Written instruction: Extract each line bearing the word "King".
#### Records to use ####
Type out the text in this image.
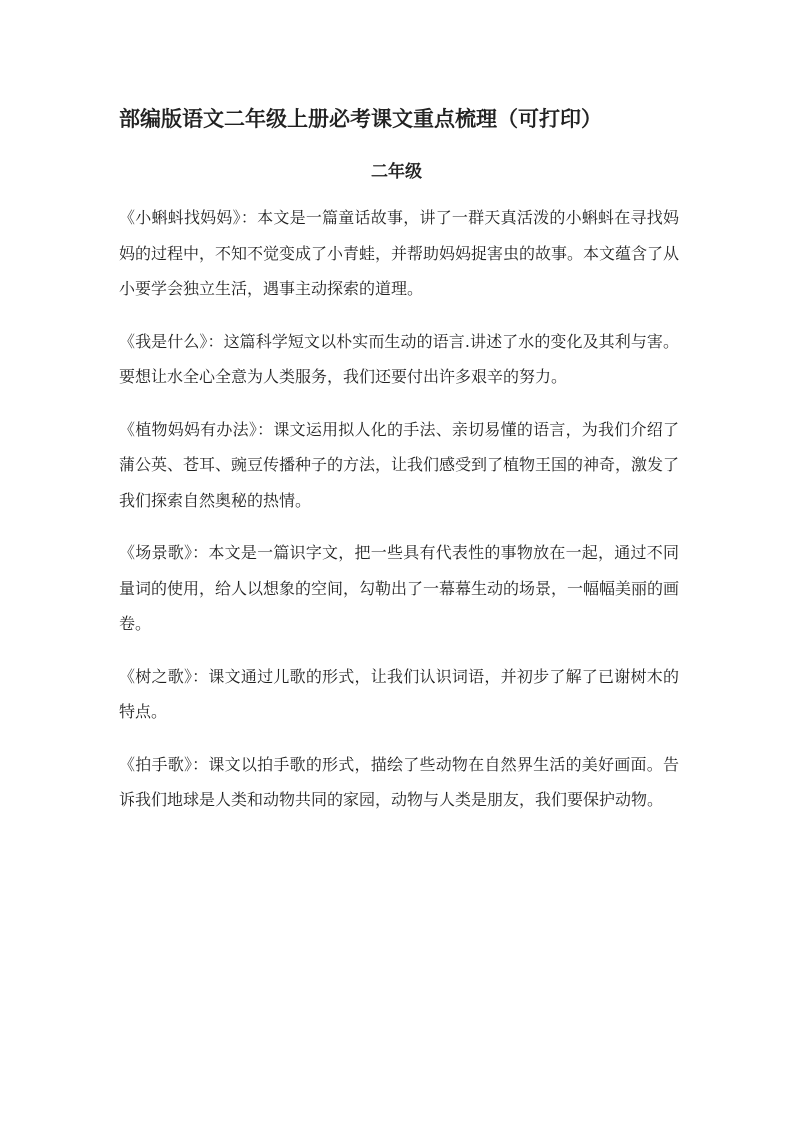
部编版语文二年级上册必考课文重点梳理（可打印）
二年级

《小蝌蚪找妈妈》：本文是一篇童话故事，讲了一群天真活泼的小蝌蚪在寻找妈妈的过程中，不知不觉变成了小青蛙，并帮助妈妈捉害虫的故事。本文蕴含了从小要学会独立生活，遇事主动探索的道理。

《我是什么》：这篇科学短文以朴实而生动的语言.讲述了水的变化及其利与害。要想让水全心全意为人类服务，我们还要付出许多艰辛的努力。

《植物妈妈有办法》：课文运用拟人化的手法、亲切易懂的语言，为我们介绍了蒲公英、苍耳、豌豆传播种子的方法，让我们感受到了植物王国的神奇，激发了我们探索自然奥秘的热情。

《场景歌》：本文是一篇识字文，把一些具有代表性的事物放在一起，通过不同量词的使用，给人以想象的空间，勾勒出了一幕幕生动的场景，一幅幅美丽的画卷。

《树之歌》：课文通过儿歌的形式，让我们认识词语，并初步了解了已谢树木的特点。

《拍手歌》：课文以拍手歌的形式，描绘了些动物在自然界生活的美好画面。告诉我们地球是人类和动物共同的家园，动物与人类是朋友，我们要保护动物。
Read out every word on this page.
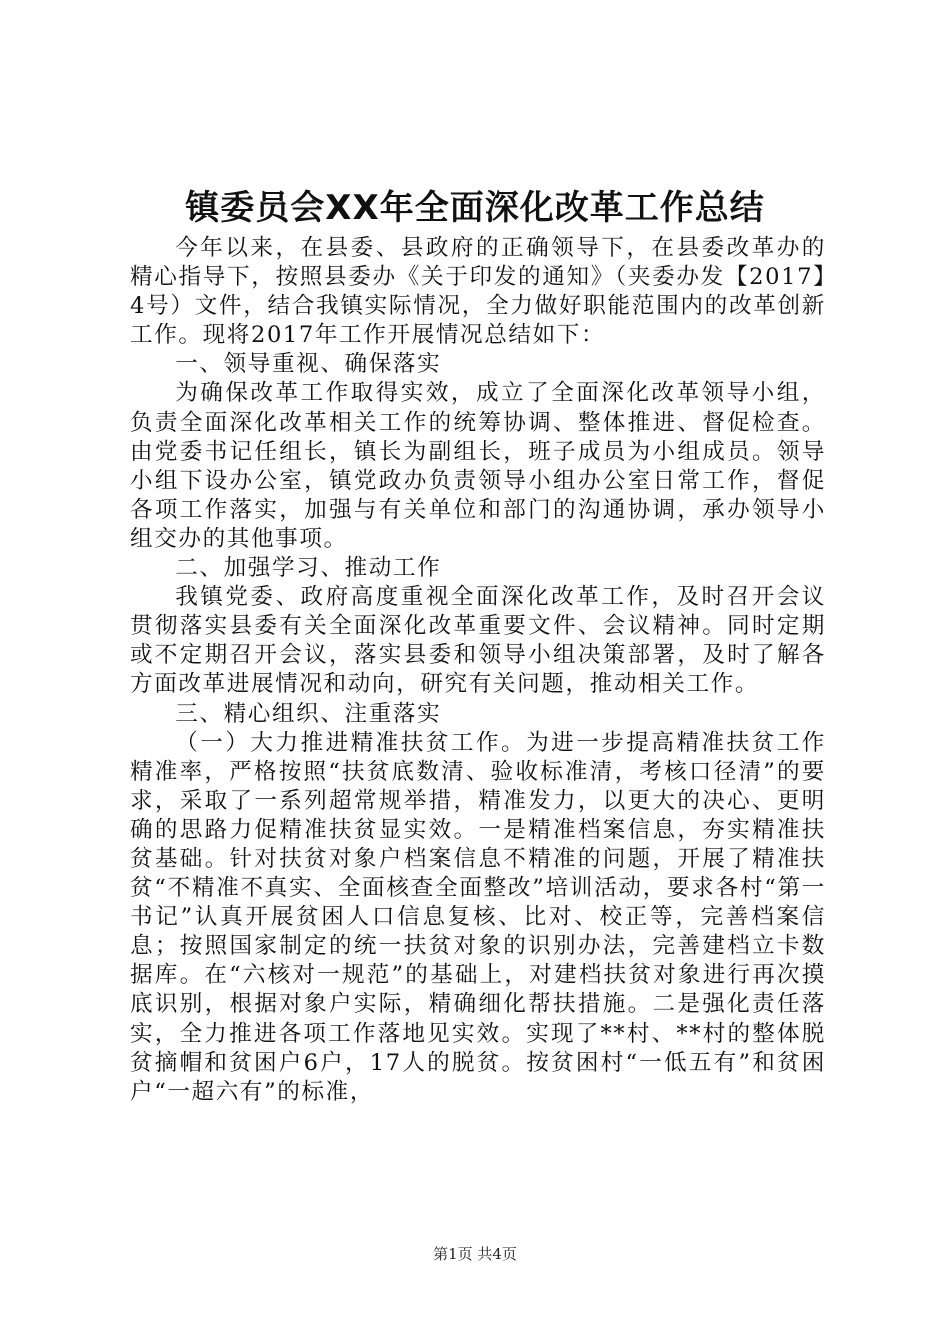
镇委员会XX年全面深化改革工作总结

今年以来，在县委、县政府的正确领导下，在县委改革办的精心指导下，按照县委办《关于印发的通知》（夹委办发【2017】4号）文件，结合我镇实际情况，全力做好职能范围内的改革创新工作。现将2017年工作开展情况总结如下：

一、领导重视、确保落实

为确保改革工作取得实效，成立了全面深化改革领导小组，负责全面深化改革相关工作的统筹协调、整体推进、督促检查。由党委书记任组长，镇长为副组长，班子成员为小组成员。领导小组下设办公室，镇党政办负责领导小组办公室日常工作，督促各项工作落实，加强与有关单位和部门的沟通协调，承办领导小组交办的其他事项。

二、加强学习、推动工作

我镇党委、政府高度重视全面深化改革工作，及时召开会议贯彻落实县委有关全面深化改革重要文件、会议精神。同时定期或不定期召开会议，落实县委和领导小组决策部署，及时了解各方面改革进展情况和动向，研究有关问题，推动相关工作。

三、精心组织、注重落实

（一）大力推进精准扶贫工作。为进一步提高精准扶贫工作精准率，严格按照“扶贫底数清、验收标准清，考核口径清”的要求，采取了一系列超常规举措，精准发力，以更大的决心、更明确的思路力促精准扶贫显实效。一是精准档案信息，夯实精准扶贫基础。针对扶贫对象户档案信息不精准的问题，开展了精准扶贫“不精准不真实、全面核查全面整改”培训活动，要求各村“第一书记”认真开展贫困人口信息复核、比对、校正等，完善档案信息；按照国家制定的统一扶贫对象的识别办法，完善建档立卡数据库。在“六核对一规范”的基础上，对建档扶贫对象进行再次摸底识别，根据对象户实际，精确细化帮扶措施。二是强化责任落实，全力推进各项工作落地见实效。实现了**村、**村的整体脱贫摘帽和贫困户6户，17人的脱贫。按贫困村“一低五有”和贫困户“一超六有”的标准，

第1页 共4页
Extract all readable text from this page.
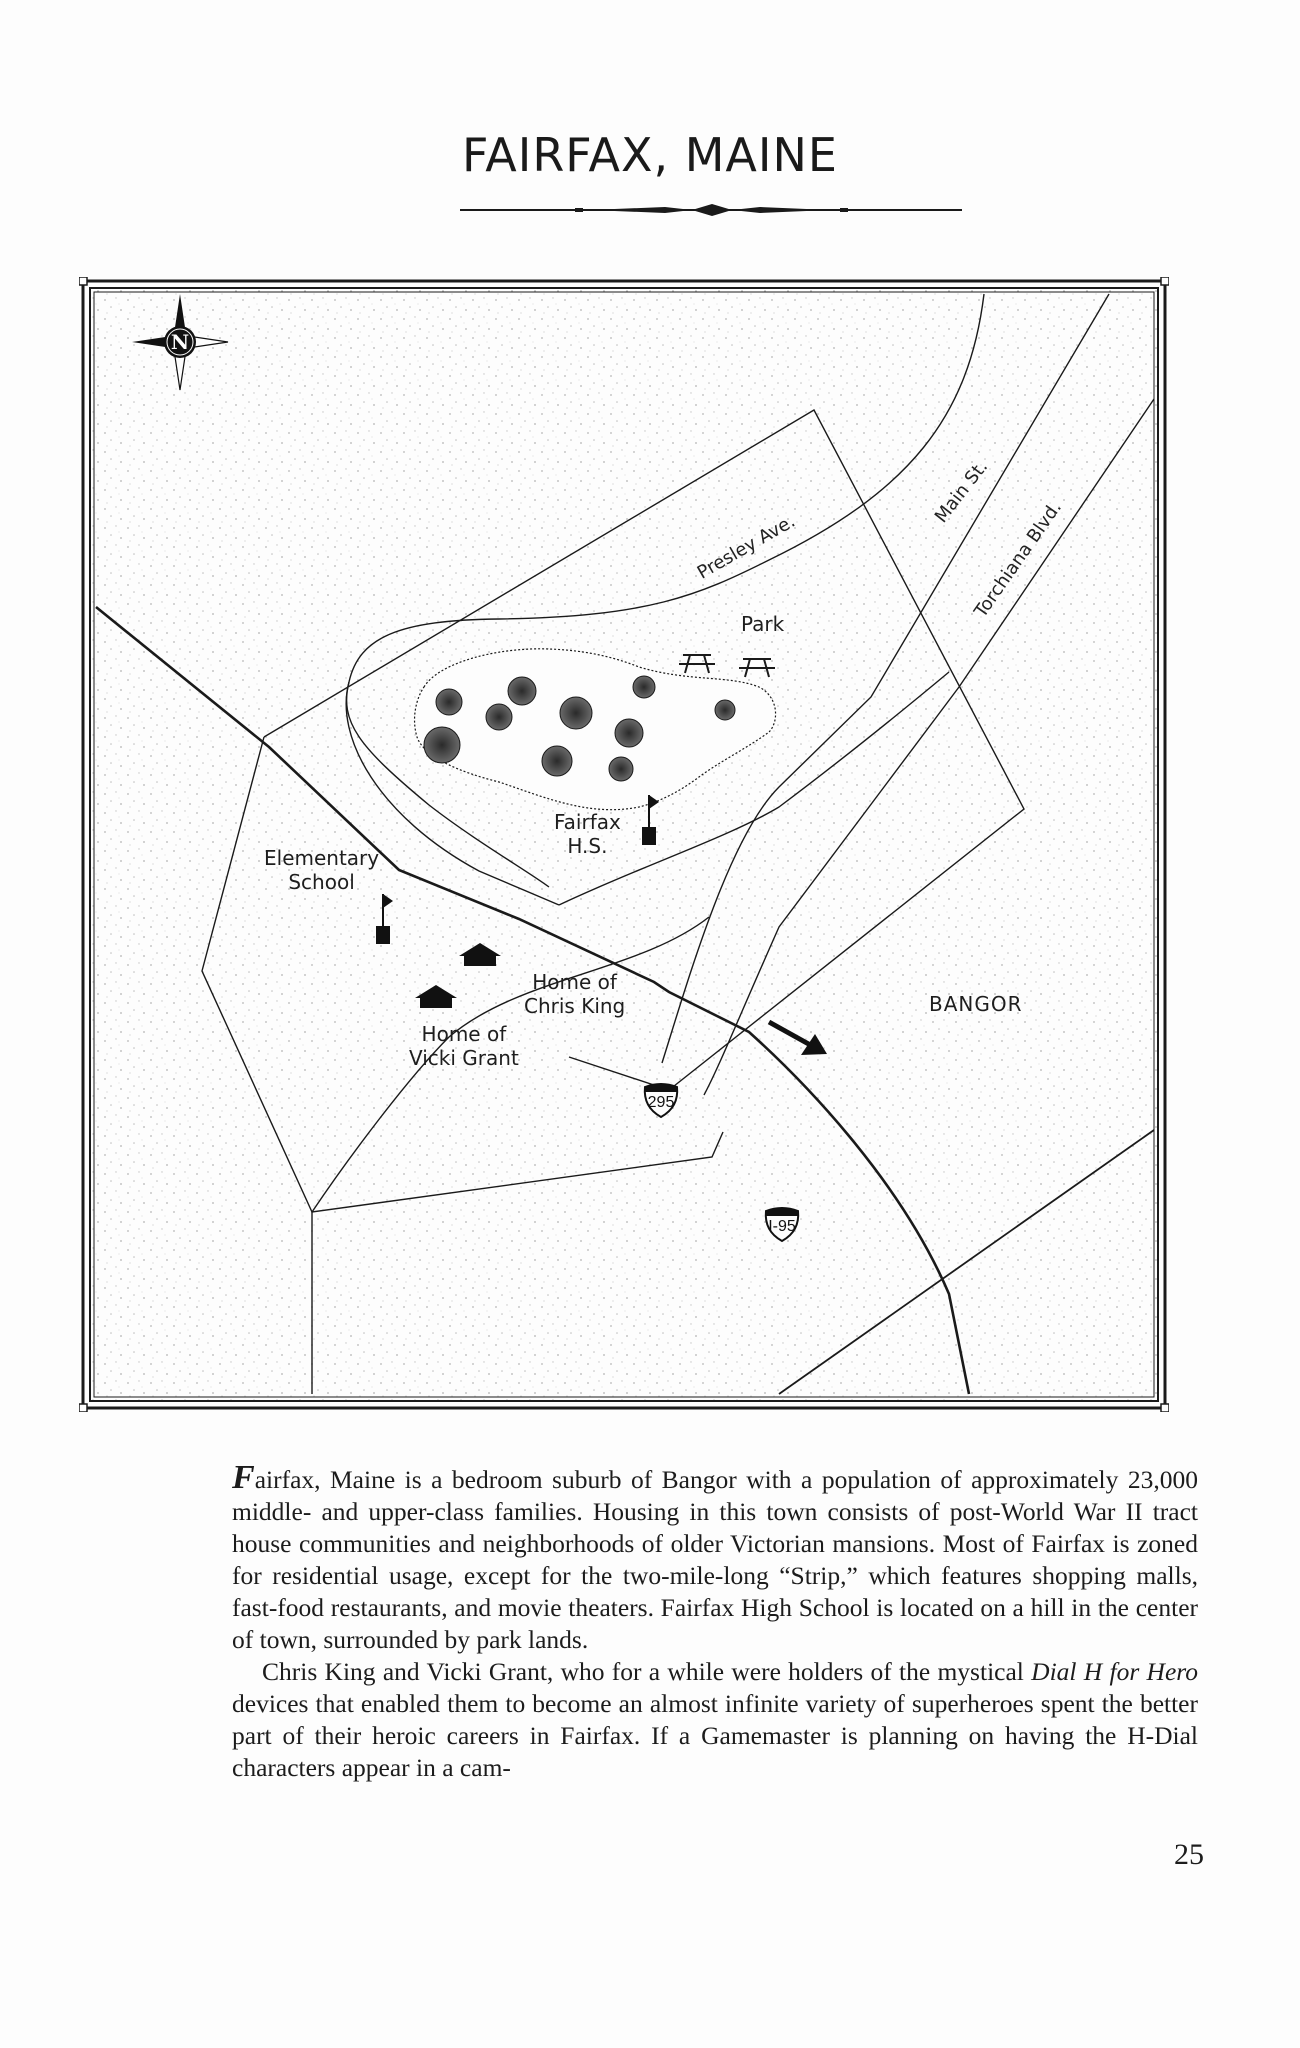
FAIRFAX, MAINE
N
295
I-95
Park
Fairfax
H.S.
Elementary
School
Home of
Chris King
Home of
Vicki Grant
BANGOR
Presley Ave.
Main St.
Torchiana Blvd.

Fairfax, Maine is a bedroom suburb of Bangor with a population of approximately 23,000 middle- and upper-class families. Housing in this town consists of post-World War II tract house communities and neighborhoods of older Victorian mansions. Most of Fairfax is zoned for residential usage, except for the two-mile-long “Strip,” which features shopping malls, fast-food restaurants, and movie theaters. Fairfax High School is located on a hill in the center of town, surrounded by park lands.

Chris King and Vicki Grant, who for a while were holders of the mystical Dial H for Hero devices that enabled them to become an almost infinite variety of superheroes spent the better part of their heroic careers in Fairfax. If a Gamemaster is planning on having the H-Dial characters appear in a cam-

25
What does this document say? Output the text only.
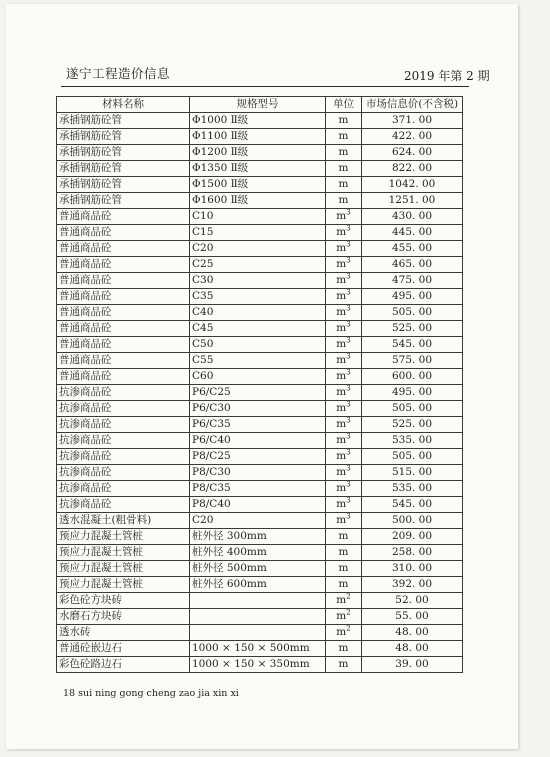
遂宁工程造价信息	2019 年第 2 期
材料名称	规格型号	单位	市场信息价(不含税)
承插钢筋砼管	Φ1000 Ⅱ级	m	371. 00
承插钢筋砼管	Φ1100 Ⅱ级	m	422. 00
承插钢筋砼管	Φ1200 Ⅱ级	m	624. 00
承插钢筋砼管	Φ1350 Ⅱ级	m	822. 00
承插钢筋砼管	Φ1500 Ⅱ级	m	1042. 00
承插钢筋砼管	Φ1600 Ⅱ级	m	1251. 00
普通商品砼	C10	$m^3$	430. 00
普通商品砼	C15	$m^3$	445. 00
普通商品砼	C20	$m^3$	455. 00
普通商品砼	C25	$m^3$	465. 00
普通商品砼	C30	$m^3$	475. 00
普通商品砼	C35	$m^3$	495. 00
普通商品砼	C40	$m^3$	505. 00
普通商品砼	C45	$m^3$	525. 00
普通商品砼	C50	$m^3$	545. 00
普通商品砼	C55	$m^3$	575. 00
普通商品砼	C60	$m^3$	600. 00
抗渗商品砼	P6/C25	$m^3$	495. 00
抗渗商品砼	P6/C30	$m^3$	505. 00
抗渗商品砼	P6/C35	$m^3$	525. 00
抗渗商品砼	P6/C40	$m^3$	535. 00
抗渗商品砼	P8/C25	$m^3$	505. 00
抗渗商品砼	P8/C30	$m^3$	515. 00
抗渗商品砼	P8/C35	$m^3$	535. 00
抗渗商品砼	P8/C40	$m^3$	545. 00
透水混凝土(粗骨料)	C20	$m^3$	500. 00
预应力混凝土管桩	桩外径 300mm	m	209. 00
预应力混凝土管桩	桩外径 400mm	m	258. 00
预应力混凝土管桩	桩外径 500mm	m	310. 00
预应力混凝土管桩	桩外径 600mm	m	392. 00
彩色砼方块砖		$m^2$	52. 00
水磨石方块砖		$m^2$	55. 00
透水砖		$m^2$	48. 00
普通砼嵌边石	1000 × 150 × 500mm	m	48. 00
彩色砼路边石	1000 × 150 × 350mm	m	39. 00
18 sui ning gong cheng zao jia xin xi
####
Correct output:
Chris King
Chris King and Vicki Grant, who for a while were holders of the mystical Dial H for Hero devices that enabled them to become an almost infinite variety of superheroes spent the better part of their heroic careers in Fairfax. If a Gamemaster is planning on having the H-Dial characters appear in a cam-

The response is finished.